Lines of data =
=======

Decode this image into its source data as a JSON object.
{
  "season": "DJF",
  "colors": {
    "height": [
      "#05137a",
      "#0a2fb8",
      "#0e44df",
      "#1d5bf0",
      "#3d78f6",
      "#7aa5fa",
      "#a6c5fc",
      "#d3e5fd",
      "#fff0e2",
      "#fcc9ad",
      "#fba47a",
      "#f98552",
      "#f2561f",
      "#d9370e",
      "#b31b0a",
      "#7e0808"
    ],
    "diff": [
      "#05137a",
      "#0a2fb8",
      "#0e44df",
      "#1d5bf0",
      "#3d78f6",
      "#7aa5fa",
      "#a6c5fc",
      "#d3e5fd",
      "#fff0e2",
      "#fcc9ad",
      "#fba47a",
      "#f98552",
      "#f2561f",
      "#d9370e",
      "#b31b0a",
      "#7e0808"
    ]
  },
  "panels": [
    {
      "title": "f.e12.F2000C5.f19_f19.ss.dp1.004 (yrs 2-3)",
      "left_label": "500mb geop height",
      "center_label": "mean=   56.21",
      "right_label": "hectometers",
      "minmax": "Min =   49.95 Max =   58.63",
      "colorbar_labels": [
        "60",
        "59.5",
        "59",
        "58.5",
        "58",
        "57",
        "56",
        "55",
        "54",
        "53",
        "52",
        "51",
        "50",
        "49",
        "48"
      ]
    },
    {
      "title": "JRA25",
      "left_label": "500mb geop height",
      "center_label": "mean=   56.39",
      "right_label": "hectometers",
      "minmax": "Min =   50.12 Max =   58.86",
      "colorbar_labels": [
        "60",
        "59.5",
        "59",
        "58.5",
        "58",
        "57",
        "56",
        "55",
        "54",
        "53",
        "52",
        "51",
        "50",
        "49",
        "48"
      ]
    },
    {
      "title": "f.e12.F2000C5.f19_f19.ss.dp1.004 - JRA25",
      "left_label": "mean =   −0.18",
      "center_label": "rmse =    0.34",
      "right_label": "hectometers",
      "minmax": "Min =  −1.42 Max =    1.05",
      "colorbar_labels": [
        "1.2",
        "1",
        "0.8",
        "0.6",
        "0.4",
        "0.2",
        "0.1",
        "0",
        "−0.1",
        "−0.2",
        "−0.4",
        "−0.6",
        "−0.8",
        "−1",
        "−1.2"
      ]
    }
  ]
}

=======

WHAT THE TASK REQUIRES =
Scan the entries above for the word "title" and collect each line holding it.

THE REPLY =
      "title": "f.e12.F2000C5.f19_f19.ss.dp1.004 (yrs 2-3)",
      "title": "JRA25",
      "title": "f.e12.F2000C5.f19_f19.ss.dp1.004 - JRA25",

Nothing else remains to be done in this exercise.